GIVEN EXERCISE
Transcribe all of the material exactly. Any picture in it should be left out.
Start of DATA PROVIDED
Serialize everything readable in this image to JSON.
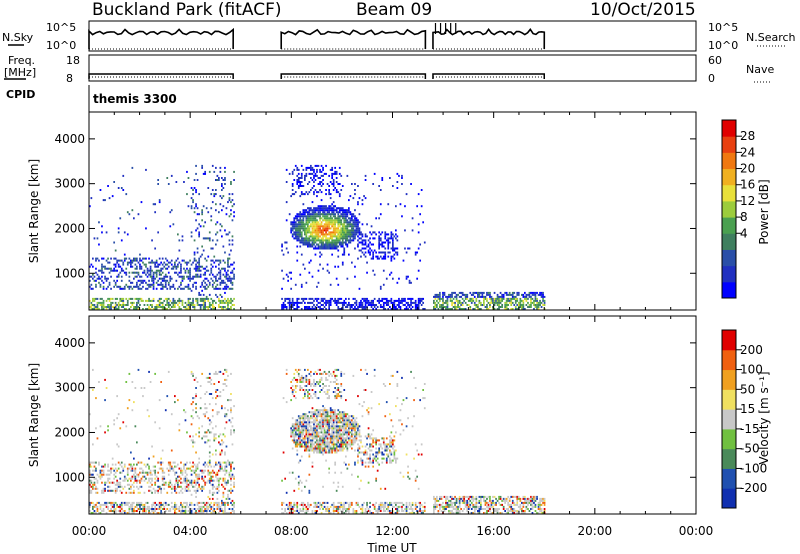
{
  "header": {
    "station": "Buckland Park (fitACF)",
    "beam": "Beam 09",
    "date": "10/Oct/2015"
  },
  "status_panels": {
    "nsky_label": "N.Sky",
    "nsky_ticks": [
      "10^5",
      "10^0"
    ],
    "nsearch_label": "N.Search",
    "nsearch_ticks": [
      "10^5",
      "10^0"
    ],
    "freq_label_line1": "Freq.",
    "freq_label_line2": "[MHz]",
    "freq_ticks": [
      "18",
      "8"
    ],
    "nave_label": "Nave",
    "nave_ticks": [
      "60",
      "0"
    ],
    "cpid_label": "CPID",
    "cpid_value": "themis 3300"
  },
  "chart_data": [
    {
      "type": "heatmap",
      "name": "power",
      "ylabel": "Slant Range [km]",
      "y_ticks": [
        1000,
        2000,
        3000,
        4000
      ],
      "ylim": [
        180,
        4600
      ],
      "xlim": [
        0,
        24
      ],
      "colorbar": {
        "label": "Power [dB]",
        "ticks": [
          "28",
          "24",
          "20",
          "16",
          "12",
          "8",
          "4"
        ],
        "colors": [
          "#0000ff",
          "#2030c0",
          "#2a4fa8",
          "#3f7f5f",
          "#4aa050",
          "#9ccc3c",
          "#e8e03a",
          "#f0b020",
          "#f07810",
          "#e84010",
          "#e00000"
        ]
      },
      "data_regions": [
        {
          "t_start": 0.0,
          "t_end": 5.7,
          "r_start": 180,
          "r_end": 3400,
          "dominant": "low"
        },
        {
          "t_start": 7.6,
          "t_end": 13.3,
          "r_start": 180,
          "r_end": 3400,
          "dominant": "high"
        },
        {
          "t_start": 13.6,
          "t_end": 18.0,
          "r_start": 180,
          "r_end": 550,
          "dominant": "low"
        }
      ]
    },
    {
      "type": "heatmap",
      "name": "velocity",
      "ylabel": "Slant Range [km]",
      "y_ticks": [
        1000,
        2000,
        3000,
        4000
      ],
      "ylim": [
        180,
        4600
      ],
      "xlim": [
        0,
        24
      ],
      "xlabel": "Time UT",
      "x_ticks": [
        "00:00",
        "04:00",
        "08:00",
        "12:00",
        "16:00",
        "20:00",
        "00:00"
      ],
      "colorbar": {
        "label": "Velocity [m s⁻¹]",
        "ticks": [
          "200",
          "100",
          "50",
          "15",
          "-15",
          "-50",
          "-100",
          "-200"
        ],
        "colors": [
          "#1030b0",
          "#2050b0",
          "#4a8a5a",
          "#70c040",
          "#c8c8c8",
          "#f0e060",
          "#f0a020",
          "#f06010",
          "#e00000"
        ]
      },
      "data_regions": [
        {
          "t_start": 0.0,
          "t_end": 5.7,
          "r_start": 180,
          "r_end": 3400
        },
        {
          "t_start": 7.6,
          "t_end": 13.3,
          "r_start": 180,
          "r_end": 3400
        },
        {
          "t_start": 13.6,
          "t_end": 18.0,
          "r_start": 180,
          "r_end": 550
        }
      ]
    }
  ]
}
End of DATA PROVIDED
THE RESULT
Serialize everything readable in this image to JSON.
{
  "header": {
    "station": "Buckland Park (fitACF)",
    "beam": "Beam 09",
    "date": "10/Oct/2015"
  },
  "status_panels": {
    "nsky_label": "N.Sky",
    "nsky_ticks": [
      "10^5",
      "10^0"
    ],
    "nsearch_label": "N.Search",
    "nsearch_ticks": [
      "10^5",
      "10^0"
    ],
    "freq_label_line1": "Freq.",
    "freq_label_line2": "[MHz]",
    "freq_ticks": [
      "18",
      "8"
    ],
    "nave_label": "Nave",
    "nave_ticks": [
      "60",
      "0"
    ],
    "cpid_label": "CPID",
    "cpid_value": "themis 3300"
  },
  "chart_data": [
    {
      "type": "heatmap",
      "name": "power",
      "ylabel": "Slant Range [km]",
      "y_ticks": [
        1000,
        2000,
        3000,
        4000
      ],
      "ylim": [
        180,
        4600
      ],
      "xlim": [
        0,
        24
      ],
      "colorbar": {
        "label": "Power [dB]",
        "ticks": [
          "28",
          "24",
          "20",
          "16",
          "12",
          "8",
          "4"
        ],
        "colors": [
          "#0000ff",
          "#2030c0",
          "#2a4fa8",
          "#3f7f5f",
          "#4aa050",
          "#9ccc3c",
          "#e8e03a",
          "#f0b020",
          "#f07810",
          "#e84010",
          "#e00000"
        ]
      },
      "data_regions": [
        {
          "t_start": 0.0,
          "t_end": 5.7,
          "r_start": 180,
          "r_end": 3400,
          "dominant": "low"
        },
        {
          "t_start": 7.6,
          "t_end": 13.3,
          "r_start": 180,
          "r_end": 3400,
          "dominant": "high"
        },
        {
          "t_start": 13.6,
          "t_end": 18.0,
          "r_start": 180,
          "r_end": 550,
          "dominant": "low"
        }
      ]
    },
    {
      "type": "heatmap",
      "name": "velocity",
      "ylabel": "Slant Range [km]",
      "y_ticks": [
        1000,
        2000,
        3000,
        4000
      ],
      "ylim": [
        180,
        4600
      ],
      "xlim": [
        0,
        24
      ],
      "xlabel": "Time UT",
      "x_ticks": [
        "00:00",
        "04:00",
        "08:00",
        "12:00",
        "16:00",
        "20:00",
        "00:00"
      ],
      "colorbar": {
        "label": "Velocity [m s⁻¹]",
        "ticks": [
          "200",
          "100",
          "50",
          "15",
          "-15",
          "-50",
          "-100",
          "-200"
        ],
        "colors": [
          "#1030b0",
          "#2050b0",
          "#4a8a5a",
          "#70c040",
          "#c8c8c8",
          "#f0e060",
          "#f0a020",
          "#f06010",
          "#e00000"
        ]
      },
      "data_regions": [
        {
          "t_start": 0.0,
          "t_end": 5.7,
          "r_start": 180,
          "r_end": 3400
        },
        {
          "t_start": 7.6,
          "t_end": 13.3,
          "r_start": 180,
          "r_end": 3400
        },
        {
          "t_start": 13.6,
          "t_end": 18.0,
          "r_start": 180,
          "r_end": 550
        }
      ]
    }
  ]
}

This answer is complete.